_What you should do_
Only the number is needed: how many lines contain the word "June"?

_Material for this exercise_
((

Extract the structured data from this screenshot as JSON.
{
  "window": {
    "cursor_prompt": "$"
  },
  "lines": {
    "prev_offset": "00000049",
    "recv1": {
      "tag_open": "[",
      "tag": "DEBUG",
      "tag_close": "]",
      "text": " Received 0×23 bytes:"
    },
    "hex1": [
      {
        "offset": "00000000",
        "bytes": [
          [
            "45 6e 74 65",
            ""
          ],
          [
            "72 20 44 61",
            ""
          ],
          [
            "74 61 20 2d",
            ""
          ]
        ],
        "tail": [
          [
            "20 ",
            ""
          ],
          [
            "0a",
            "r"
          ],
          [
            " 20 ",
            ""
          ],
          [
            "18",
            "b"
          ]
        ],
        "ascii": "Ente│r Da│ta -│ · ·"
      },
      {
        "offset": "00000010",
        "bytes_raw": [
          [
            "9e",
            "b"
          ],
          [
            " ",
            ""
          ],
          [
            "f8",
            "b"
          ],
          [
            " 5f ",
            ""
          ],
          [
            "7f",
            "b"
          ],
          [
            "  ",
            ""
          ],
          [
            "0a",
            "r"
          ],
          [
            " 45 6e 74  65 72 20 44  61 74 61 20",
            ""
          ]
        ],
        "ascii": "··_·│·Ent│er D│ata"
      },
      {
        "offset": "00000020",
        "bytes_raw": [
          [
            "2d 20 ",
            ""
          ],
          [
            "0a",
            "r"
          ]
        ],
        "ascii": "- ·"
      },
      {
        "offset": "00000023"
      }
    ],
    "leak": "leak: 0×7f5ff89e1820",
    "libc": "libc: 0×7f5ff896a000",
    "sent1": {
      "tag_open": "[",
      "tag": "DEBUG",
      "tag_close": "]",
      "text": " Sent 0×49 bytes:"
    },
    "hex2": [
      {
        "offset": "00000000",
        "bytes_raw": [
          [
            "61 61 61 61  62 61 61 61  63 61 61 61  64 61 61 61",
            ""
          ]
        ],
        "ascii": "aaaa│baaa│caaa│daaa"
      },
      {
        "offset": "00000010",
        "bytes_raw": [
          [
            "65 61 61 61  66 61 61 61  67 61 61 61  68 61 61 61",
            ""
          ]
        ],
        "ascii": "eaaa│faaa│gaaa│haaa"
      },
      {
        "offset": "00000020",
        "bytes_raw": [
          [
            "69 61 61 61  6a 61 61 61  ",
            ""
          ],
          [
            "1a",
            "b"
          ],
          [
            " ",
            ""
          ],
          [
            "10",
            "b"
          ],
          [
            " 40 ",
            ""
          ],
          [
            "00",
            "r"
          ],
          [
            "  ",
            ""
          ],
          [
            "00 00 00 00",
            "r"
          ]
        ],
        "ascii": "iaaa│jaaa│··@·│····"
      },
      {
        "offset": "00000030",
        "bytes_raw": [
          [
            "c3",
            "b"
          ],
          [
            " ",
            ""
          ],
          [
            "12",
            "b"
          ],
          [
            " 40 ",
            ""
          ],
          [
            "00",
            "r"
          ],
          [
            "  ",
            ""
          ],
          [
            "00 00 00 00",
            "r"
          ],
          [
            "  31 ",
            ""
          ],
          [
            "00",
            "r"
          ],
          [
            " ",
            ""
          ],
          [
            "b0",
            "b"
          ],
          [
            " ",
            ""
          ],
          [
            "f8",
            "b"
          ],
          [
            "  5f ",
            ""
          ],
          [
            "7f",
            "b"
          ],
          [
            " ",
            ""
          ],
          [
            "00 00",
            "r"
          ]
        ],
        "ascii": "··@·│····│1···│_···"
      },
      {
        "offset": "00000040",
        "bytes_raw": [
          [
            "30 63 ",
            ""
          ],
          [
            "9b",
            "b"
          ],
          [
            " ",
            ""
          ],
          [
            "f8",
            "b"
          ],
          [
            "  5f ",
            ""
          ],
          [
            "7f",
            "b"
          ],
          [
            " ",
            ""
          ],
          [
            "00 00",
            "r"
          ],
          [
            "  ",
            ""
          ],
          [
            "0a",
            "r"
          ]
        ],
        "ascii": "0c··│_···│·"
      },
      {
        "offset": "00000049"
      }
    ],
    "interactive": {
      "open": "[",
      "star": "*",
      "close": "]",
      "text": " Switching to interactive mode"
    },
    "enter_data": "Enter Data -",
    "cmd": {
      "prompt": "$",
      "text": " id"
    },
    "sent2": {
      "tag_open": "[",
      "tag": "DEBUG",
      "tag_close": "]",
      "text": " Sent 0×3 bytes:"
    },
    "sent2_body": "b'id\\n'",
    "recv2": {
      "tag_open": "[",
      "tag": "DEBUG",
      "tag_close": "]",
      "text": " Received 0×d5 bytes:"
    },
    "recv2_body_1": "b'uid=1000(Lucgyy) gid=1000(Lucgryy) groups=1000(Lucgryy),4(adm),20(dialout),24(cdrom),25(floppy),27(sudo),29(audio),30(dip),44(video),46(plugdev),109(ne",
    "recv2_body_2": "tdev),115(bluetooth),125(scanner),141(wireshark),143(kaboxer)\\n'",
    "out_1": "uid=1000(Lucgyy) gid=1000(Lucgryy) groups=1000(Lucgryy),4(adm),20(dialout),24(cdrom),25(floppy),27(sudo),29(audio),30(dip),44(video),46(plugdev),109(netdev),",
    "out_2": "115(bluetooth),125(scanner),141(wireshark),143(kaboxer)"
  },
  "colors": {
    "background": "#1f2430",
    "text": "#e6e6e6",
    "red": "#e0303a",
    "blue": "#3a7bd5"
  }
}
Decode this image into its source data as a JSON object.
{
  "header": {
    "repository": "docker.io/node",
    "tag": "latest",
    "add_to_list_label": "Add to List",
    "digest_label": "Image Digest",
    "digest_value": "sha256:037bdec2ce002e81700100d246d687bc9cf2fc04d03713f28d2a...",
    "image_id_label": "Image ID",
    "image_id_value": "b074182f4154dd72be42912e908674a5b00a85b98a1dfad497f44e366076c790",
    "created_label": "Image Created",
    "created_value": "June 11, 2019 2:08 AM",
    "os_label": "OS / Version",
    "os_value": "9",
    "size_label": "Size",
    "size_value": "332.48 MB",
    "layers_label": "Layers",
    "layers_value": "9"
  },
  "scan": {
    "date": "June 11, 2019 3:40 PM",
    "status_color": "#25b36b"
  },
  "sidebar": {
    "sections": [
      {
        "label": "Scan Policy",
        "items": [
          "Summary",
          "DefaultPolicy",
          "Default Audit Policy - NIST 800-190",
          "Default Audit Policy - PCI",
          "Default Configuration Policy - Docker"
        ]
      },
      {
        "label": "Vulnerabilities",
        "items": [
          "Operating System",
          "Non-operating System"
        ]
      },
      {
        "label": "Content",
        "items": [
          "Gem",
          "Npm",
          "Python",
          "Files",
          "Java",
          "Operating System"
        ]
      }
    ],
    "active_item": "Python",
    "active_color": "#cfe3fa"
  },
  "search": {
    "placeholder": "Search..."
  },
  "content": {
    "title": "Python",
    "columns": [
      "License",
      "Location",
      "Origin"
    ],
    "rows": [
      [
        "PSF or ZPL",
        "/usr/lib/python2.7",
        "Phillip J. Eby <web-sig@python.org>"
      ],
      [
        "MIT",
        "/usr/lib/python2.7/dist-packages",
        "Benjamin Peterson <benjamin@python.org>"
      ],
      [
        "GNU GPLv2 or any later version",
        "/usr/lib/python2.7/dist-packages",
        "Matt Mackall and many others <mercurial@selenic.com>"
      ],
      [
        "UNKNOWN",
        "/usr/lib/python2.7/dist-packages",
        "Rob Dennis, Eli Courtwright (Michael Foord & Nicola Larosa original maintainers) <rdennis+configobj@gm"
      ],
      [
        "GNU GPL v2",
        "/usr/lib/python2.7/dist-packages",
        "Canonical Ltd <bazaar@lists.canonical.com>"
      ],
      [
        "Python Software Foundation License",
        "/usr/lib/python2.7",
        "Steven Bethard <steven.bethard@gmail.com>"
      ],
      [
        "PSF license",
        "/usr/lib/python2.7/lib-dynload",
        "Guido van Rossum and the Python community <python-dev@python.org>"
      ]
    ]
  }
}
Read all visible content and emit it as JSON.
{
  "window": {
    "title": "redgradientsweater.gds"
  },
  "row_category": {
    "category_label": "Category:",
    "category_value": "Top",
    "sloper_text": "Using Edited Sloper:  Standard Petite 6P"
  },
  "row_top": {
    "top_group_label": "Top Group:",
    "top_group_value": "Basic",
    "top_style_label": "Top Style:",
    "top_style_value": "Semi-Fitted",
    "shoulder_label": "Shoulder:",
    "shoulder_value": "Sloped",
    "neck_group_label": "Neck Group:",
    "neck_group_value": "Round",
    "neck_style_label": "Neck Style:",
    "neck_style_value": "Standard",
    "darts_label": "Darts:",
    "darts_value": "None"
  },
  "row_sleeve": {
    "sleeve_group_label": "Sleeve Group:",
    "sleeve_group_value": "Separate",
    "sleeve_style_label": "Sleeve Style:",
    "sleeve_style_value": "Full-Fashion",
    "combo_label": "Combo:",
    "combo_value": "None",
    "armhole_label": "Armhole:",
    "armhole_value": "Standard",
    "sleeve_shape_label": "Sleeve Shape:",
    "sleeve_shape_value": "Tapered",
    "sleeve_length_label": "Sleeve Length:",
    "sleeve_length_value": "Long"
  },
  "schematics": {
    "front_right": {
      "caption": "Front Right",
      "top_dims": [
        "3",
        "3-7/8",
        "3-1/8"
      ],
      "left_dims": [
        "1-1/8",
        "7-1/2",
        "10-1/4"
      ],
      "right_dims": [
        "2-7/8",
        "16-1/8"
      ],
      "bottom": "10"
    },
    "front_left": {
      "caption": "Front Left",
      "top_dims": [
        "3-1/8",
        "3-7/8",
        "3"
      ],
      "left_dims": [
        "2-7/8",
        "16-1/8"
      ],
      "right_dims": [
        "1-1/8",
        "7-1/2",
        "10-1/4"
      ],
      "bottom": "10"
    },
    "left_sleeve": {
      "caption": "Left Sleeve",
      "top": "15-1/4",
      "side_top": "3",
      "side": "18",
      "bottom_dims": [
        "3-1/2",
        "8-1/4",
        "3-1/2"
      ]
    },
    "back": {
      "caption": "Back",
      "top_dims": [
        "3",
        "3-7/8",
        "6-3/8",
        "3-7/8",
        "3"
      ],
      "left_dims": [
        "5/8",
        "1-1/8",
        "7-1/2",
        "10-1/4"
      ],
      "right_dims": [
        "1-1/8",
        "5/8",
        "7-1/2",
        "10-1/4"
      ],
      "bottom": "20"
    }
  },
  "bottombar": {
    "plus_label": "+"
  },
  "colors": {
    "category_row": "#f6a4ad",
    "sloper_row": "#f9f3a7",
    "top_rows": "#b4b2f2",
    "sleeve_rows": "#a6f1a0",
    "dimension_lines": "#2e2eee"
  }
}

))

_Problem solution_
2